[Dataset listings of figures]
[Begin]
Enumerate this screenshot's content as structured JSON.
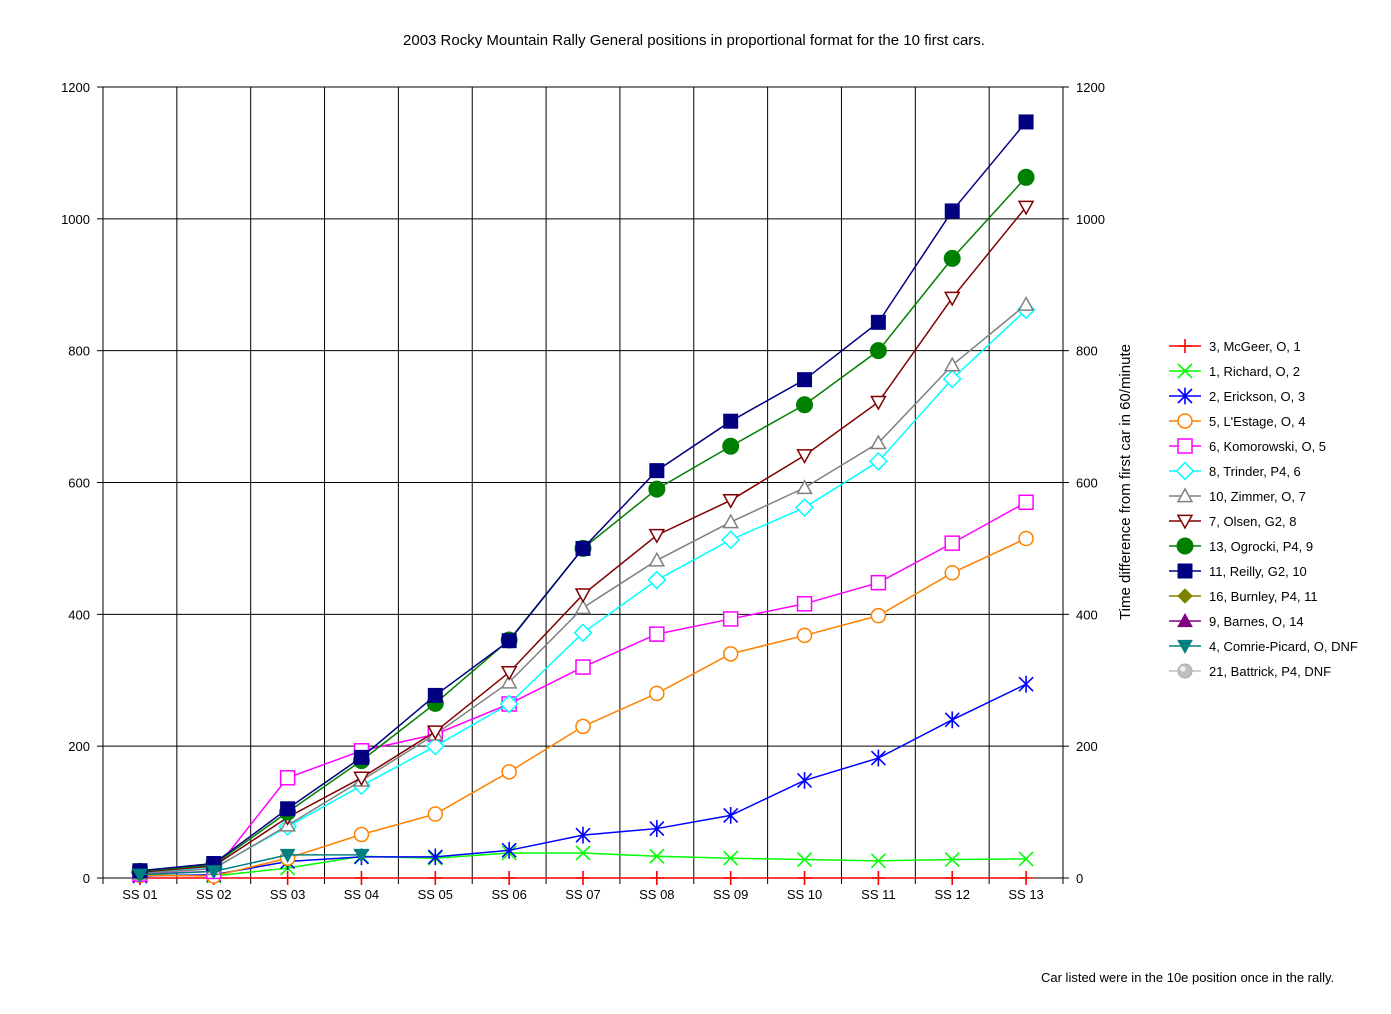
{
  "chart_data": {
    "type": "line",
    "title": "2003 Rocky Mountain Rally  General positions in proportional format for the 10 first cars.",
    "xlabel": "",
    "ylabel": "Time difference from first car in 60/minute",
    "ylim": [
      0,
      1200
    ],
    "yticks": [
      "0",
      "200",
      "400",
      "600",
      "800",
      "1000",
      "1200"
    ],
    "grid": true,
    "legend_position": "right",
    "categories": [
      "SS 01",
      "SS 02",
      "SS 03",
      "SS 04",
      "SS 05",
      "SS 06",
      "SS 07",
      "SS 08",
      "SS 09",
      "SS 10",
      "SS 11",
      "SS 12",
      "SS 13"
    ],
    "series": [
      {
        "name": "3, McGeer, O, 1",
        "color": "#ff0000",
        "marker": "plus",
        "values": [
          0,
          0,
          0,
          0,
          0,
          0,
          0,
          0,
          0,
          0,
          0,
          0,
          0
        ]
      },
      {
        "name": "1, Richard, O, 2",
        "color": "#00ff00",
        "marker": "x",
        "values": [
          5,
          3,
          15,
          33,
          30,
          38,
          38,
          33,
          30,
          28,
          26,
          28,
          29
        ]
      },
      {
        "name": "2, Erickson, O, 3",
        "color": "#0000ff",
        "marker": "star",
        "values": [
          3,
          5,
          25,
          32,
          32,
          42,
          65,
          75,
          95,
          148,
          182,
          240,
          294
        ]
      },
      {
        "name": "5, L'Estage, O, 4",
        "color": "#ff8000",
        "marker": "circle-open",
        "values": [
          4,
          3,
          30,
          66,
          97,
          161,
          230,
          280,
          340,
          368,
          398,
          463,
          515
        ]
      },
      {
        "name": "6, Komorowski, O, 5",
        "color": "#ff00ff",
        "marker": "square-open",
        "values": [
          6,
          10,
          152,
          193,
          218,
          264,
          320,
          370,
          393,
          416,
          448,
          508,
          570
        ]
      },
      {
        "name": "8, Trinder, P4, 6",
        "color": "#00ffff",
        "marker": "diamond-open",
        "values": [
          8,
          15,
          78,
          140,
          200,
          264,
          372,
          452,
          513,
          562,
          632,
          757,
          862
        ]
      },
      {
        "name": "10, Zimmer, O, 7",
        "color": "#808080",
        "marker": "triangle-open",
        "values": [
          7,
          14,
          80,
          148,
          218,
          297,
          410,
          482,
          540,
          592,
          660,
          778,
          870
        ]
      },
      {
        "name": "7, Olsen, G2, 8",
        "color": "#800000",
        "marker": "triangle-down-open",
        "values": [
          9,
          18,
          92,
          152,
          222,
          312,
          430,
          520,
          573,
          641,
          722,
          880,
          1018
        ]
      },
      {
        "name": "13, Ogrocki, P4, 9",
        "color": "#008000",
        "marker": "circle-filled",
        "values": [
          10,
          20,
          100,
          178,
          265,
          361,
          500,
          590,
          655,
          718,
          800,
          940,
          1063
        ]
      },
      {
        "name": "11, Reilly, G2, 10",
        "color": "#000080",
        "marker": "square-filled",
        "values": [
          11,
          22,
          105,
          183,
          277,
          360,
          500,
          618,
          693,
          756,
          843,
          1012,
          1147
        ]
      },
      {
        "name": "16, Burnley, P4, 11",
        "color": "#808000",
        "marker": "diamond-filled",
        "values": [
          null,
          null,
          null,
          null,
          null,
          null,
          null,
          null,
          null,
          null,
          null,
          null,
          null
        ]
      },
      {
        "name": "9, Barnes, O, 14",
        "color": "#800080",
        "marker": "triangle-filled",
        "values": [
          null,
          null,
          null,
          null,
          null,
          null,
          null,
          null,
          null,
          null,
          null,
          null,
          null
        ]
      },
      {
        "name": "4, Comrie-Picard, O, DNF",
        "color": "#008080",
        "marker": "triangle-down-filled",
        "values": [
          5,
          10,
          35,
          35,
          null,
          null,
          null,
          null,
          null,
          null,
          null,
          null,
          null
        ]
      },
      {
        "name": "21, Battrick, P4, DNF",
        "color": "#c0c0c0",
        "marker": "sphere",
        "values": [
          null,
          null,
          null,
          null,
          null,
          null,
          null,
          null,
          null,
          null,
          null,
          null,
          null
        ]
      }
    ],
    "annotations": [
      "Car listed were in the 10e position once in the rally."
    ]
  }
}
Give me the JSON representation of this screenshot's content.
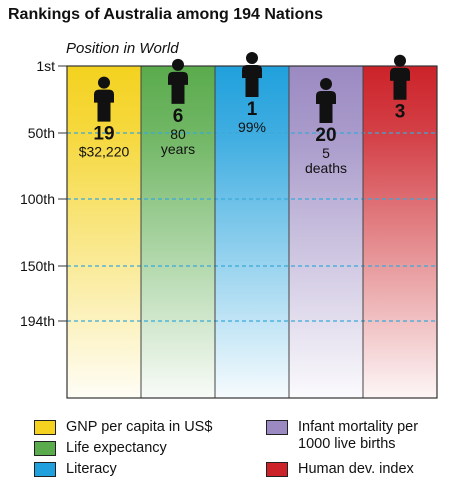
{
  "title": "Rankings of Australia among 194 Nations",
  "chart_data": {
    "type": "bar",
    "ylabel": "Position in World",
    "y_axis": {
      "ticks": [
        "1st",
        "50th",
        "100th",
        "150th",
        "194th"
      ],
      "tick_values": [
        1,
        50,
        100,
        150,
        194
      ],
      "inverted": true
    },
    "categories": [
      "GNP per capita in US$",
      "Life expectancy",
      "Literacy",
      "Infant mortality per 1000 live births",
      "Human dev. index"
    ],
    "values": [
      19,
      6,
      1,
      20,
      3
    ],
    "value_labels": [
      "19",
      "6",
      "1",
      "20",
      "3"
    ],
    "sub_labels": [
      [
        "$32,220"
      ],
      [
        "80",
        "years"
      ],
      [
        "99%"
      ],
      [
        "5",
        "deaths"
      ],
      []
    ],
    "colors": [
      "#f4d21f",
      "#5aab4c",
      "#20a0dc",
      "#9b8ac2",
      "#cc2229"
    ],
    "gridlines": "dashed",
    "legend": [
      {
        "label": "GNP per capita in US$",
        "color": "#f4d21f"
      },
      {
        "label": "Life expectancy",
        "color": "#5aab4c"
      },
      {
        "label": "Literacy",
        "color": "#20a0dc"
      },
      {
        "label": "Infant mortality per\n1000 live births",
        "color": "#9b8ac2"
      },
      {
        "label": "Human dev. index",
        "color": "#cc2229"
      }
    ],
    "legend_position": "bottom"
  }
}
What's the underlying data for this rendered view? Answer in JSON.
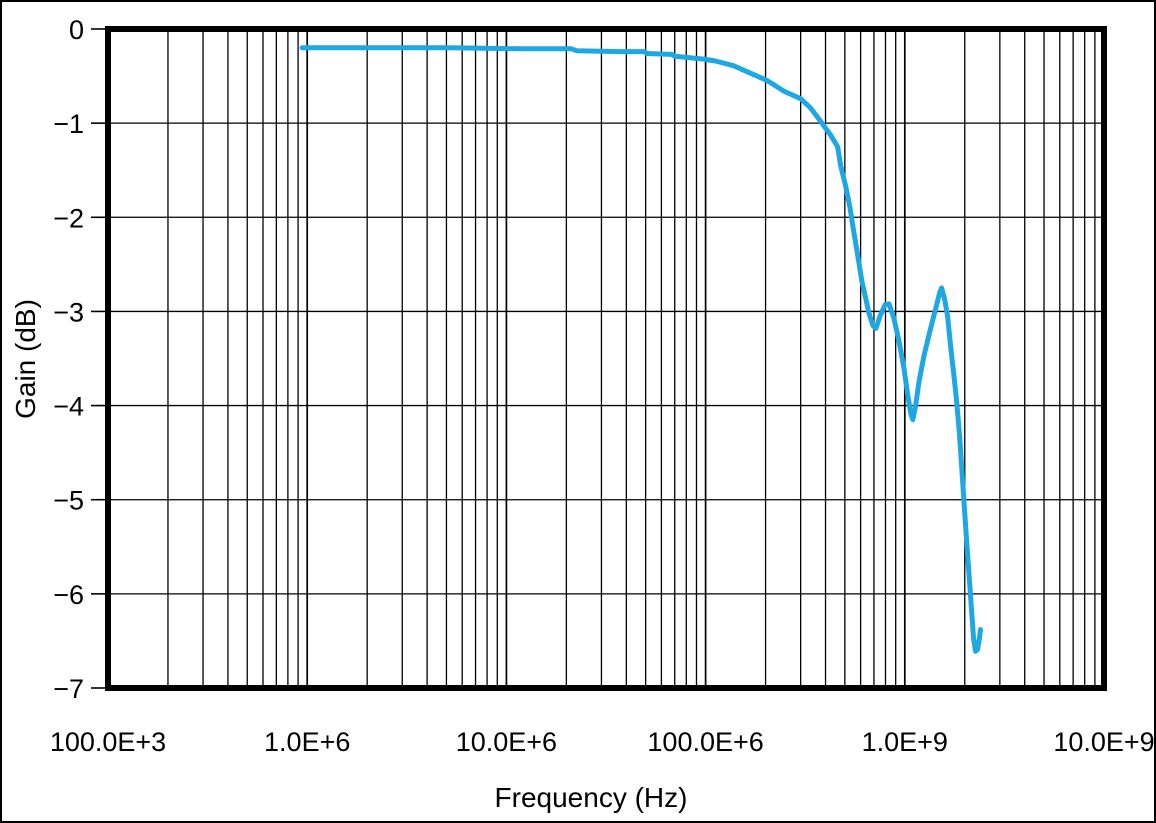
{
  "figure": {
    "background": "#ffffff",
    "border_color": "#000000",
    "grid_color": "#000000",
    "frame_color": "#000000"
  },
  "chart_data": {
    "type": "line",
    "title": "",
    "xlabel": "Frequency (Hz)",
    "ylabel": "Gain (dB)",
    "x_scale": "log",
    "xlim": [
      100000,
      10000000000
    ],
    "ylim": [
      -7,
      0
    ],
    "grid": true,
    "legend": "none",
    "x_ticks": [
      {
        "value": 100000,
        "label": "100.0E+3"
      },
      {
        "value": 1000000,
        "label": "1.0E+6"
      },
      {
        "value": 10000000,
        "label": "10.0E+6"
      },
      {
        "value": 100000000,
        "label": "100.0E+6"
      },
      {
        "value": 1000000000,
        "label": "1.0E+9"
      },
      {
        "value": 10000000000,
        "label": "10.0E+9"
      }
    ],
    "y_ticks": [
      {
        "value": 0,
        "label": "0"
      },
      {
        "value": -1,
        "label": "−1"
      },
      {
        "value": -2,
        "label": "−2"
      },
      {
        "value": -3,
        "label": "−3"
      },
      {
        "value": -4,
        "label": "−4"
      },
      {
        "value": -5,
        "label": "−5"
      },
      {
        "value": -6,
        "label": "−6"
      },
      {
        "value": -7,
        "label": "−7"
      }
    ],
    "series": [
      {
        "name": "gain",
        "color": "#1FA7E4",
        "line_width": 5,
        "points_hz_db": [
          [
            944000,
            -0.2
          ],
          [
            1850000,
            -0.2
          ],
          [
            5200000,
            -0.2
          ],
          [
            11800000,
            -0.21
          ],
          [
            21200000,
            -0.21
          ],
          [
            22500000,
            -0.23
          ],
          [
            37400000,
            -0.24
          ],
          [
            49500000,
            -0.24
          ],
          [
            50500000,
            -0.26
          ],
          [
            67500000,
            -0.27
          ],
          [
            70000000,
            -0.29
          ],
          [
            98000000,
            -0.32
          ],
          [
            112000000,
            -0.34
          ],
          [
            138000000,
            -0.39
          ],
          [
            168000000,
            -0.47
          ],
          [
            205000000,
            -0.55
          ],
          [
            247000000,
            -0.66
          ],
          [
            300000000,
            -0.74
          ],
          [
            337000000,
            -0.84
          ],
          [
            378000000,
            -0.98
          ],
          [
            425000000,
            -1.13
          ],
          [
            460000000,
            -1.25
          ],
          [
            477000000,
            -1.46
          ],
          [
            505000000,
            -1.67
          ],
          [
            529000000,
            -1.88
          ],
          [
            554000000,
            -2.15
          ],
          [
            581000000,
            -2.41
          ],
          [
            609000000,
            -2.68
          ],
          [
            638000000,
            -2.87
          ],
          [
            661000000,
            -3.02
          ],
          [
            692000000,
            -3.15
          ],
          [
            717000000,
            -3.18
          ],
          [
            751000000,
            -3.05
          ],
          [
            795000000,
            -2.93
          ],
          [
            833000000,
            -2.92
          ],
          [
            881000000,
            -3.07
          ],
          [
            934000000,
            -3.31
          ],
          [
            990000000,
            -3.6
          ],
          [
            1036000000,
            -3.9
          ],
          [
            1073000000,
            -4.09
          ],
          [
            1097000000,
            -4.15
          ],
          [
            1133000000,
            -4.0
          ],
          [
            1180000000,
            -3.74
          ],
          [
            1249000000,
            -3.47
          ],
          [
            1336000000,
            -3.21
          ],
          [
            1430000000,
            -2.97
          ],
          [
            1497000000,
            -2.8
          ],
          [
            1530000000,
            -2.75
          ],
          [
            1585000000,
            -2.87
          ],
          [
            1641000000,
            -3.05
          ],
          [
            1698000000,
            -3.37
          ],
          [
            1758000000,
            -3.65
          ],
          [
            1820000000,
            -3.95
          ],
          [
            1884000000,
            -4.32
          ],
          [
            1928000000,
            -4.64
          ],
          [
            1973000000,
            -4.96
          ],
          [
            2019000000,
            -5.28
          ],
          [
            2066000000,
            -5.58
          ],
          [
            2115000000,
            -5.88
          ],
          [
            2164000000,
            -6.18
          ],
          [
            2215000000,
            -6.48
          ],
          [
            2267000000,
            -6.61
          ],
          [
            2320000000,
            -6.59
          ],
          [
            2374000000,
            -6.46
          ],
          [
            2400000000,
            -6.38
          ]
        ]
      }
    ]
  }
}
[End]
### Set task
Read through the entries and copy each line in which "circle" appears.

### Solution below
        "marker": "circle-open",
        "marker": "circle-filled",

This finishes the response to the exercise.